* Given problem *
From the listing below, select every line where the word "header" appears.

* BEGIN *

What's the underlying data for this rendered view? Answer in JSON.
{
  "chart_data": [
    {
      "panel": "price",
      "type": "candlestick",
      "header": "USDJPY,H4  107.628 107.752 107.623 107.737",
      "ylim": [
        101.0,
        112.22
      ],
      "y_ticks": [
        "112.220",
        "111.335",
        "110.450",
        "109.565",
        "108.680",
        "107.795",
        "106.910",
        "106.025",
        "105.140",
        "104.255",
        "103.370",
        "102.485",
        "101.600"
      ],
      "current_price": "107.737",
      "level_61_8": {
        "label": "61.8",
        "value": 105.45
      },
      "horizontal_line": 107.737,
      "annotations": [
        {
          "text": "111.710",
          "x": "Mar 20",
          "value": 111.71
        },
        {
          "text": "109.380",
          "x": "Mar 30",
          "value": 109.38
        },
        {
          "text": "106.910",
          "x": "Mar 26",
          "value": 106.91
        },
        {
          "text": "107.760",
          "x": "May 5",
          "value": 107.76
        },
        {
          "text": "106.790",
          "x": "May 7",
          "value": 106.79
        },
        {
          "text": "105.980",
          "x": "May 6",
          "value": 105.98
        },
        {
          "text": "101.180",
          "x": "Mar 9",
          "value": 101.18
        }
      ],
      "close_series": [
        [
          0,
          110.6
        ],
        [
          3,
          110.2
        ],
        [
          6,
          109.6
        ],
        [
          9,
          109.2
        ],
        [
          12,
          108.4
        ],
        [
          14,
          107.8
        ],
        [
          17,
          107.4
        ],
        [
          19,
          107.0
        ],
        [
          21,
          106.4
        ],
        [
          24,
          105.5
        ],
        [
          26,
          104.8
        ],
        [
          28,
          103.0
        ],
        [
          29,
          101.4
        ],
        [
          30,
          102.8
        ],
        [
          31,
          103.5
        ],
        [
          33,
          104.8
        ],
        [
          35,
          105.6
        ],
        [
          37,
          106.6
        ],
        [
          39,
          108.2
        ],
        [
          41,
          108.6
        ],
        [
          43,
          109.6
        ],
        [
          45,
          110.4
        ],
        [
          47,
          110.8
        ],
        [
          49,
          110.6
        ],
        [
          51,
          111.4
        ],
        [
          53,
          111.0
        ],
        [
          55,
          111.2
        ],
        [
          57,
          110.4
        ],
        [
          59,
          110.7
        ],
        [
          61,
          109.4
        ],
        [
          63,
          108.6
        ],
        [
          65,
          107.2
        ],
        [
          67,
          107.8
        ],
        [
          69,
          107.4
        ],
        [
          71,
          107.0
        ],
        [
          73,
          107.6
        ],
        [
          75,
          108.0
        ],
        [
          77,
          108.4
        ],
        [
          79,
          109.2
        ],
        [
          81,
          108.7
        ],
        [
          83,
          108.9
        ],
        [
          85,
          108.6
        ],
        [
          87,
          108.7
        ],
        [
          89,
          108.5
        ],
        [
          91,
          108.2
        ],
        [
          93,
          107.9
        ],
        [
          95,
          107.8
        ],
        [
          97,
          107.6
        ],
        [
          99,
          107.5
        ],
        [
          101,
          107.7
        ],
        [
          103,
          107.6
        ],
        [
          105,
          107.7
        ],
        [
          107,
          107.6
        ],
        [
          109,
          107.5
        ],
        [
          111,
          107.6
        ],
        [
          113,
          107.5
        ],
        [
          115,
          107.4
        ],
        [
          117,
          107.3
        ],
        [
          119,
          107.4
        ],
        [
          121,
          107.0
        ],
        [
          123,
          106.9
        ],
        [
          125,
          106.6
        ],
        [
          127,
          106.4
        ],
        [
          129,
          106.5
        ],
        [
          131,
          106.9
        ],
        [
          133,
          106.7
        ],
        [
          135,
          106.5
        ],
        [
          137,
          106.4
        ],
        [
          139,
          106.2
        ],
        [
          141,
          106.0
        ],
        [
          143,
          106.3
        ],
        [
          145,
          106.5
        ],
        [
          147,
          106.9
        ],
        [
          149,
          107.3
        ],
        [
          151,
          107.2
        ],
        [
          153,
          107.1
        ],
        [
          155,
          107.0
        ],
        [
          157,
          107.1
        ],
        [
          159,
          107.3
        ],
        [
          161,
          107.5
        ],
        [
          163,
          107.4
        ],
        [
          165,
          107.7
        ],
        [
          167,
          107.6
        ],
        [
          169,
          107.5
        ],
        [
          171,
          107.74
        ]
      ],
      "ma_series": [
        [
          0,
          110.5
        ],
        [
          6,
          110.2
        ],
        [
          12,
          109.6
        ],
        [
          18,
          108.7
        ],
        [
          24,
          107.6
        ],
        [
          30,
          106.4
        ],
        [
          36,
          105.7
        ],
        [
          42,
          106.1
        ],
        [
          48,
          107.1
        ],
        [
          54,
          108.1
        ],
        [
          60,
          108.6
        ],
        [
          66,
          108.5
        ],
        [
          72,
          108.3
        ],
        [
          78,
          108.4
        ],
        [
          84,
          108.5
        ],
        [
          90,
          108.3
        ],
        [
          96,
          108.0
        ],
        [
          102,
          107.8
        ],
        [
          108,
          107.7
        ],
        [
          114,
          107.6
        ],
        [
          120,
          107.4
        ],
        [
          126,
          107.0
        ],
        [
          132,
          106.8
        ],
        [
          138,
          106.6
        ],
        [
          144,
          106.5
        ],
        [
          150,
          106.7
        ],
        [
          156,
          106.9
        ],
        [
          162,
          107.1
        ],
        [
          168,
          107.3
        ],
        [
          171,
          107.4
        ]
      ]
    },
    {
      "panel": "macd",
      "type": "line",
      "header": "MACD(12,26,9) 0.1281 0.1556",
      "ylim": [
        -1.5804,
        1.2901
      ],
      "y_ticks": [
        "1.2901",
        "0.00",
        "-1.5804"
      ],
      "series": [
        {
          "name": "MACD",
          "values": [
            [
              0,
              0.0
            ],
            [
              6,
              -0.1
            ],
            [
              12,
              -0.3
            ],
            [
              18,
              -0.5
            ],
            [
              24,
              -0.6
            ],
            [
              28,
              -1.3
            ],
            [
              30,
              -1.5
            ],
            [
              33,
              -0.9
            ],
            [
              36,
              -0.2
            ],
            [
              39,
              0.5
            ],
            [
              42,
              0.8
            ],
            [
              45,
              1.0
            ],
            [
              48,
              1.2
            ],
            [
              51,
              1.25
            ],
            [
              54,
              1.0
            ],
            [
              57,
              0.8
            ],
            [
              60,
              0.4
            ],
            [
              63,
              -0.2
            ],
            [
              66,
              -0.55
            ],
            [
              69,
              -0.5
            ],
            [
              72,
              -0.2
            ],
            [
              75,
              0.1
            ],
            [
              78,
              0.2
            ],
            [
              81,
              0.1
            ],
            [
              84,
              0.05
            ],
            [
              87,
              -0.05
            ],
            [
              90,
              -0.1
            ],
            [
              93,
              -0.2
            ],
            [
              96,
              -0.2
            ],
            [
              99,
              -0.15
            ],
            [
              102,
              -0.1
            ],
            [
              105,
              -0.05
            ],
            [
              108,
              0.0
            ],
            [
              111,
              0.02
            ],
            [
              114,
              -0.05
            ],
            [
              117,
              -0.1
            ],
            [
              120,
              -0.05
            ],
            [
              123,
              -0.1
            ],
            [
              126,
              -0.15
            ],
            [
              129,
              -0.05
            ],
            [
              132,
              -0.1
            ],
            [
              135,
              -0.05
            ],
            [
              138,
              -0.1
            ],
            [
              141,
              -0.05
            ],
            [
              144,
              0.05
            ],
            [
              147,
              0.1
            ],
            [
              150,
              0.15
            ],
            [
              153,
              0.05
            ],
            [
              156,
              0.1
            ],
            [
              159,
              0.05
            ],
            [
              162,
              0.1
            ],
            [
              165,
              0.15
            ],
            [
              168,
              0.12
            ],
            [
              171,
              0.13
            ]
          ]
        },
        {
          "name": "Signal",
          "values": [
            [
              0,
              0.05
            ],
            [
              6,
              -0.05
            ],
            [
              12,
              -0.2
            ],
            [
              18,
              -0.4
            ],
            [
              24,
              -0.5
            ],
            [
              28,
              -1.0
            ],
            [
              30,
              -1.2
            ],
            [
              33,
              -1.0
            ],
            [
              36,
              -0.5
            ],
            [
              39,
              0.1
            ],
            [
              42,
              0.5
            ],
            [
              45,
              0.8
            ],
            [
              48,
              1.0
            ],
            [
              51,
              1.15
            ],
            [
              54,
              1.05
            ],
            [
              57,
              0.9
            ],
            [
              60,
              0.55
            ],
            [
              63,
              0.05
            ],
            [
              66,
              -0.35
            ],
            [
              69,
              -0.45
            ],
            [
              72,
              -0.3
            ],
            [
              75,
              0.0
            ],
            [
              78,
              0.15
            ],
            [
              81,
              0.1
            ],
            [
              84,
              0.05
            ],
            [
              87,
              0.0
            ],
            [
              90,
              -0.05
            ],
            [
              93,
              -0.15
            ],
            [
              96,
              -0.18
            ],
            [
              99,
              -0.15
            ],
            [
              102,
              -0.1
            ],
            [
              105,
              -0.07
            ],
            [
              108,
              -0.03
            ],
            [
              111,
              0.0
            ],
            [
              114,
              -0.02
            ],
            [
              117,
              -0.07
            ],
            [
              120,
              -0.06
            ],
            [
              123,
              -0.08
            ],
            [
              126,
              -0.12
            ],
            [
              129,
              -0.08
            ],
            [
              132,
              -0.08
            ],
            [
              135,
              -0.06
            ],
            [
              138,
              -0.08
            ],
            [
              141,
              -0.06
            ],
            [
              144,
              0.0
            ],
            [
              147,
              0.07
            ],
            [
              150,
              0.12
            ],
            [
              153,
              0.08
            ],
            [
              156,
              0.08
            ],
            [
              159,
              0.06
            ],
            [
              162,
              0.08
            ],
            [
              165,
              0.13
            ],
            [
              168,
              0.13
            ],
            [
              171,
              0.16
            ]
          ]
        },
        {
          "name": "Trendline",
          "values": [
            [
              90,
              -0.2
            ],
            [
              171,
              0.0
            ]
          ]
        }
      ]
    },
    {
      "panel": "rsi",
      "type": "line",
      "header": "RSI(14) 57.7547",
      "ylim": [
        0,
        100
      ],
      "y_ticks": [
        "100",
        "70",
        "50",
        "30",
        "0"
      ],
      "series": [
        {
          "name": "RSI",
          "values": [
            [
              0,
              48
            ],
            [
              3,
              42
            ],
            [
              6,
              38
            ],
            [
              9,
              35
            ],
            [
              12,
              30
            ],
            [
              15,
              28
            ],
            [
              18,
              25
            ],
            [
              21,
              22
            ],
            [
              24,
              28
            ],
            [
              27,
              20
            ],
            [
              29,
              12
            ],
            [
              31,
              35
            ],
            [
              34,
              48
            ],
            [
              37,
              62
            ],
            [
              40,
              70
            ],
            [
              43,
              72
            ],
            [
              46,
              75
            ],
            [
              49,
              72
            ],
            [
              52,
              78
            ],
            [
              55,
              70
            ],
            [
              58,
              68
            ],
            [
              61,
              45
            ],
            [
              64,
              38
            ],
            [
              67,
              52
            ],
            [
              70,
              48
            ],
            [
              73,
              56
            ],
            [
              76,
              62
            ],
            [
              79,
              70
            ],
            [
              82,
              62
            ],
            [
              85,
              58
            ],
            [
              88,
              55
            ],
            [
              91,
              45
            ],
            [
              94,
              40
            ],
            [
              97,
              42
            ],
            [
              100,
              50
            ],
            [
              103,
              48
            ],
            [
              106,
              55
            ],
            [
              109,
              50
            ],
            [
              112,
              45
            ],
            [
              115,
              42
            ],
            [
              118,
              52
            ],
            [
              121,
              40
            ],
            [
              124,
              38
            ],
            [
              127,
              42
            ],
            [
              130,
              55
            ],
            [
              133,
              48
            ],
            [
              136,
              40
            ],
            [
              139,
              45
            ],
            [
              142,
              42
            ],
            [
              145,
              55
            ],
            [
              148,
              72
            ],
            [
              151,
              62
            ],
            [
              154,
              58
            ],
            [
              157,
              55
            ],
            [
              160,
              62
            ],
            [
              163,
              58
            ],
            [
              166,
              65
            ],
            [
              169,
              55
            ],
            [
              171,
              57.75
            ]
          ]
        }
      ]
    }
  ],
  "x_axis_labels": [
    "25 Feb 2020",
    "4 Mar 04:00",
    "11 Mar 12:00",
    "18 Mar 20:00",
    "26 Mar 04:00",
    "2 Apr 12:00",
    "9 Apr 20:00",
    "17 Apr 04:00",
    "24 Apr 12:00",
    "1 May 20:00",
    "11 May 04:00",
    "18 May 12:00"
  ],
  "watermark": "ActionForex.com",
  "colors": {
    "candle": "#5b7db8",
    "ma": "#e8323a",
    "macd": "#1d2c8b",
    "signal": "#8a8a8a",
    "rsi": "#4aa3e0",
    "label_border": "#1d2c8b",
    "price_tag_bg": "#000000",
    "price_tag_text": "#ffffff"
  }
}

* END *

* Right answer *
      "header": "USDJPY,H4  107.628 107.752 107.623 107.737",
      "header": "MACD(12,26,9) 0.1281 0.1556",
      "header": "RSI(14) 57.7547",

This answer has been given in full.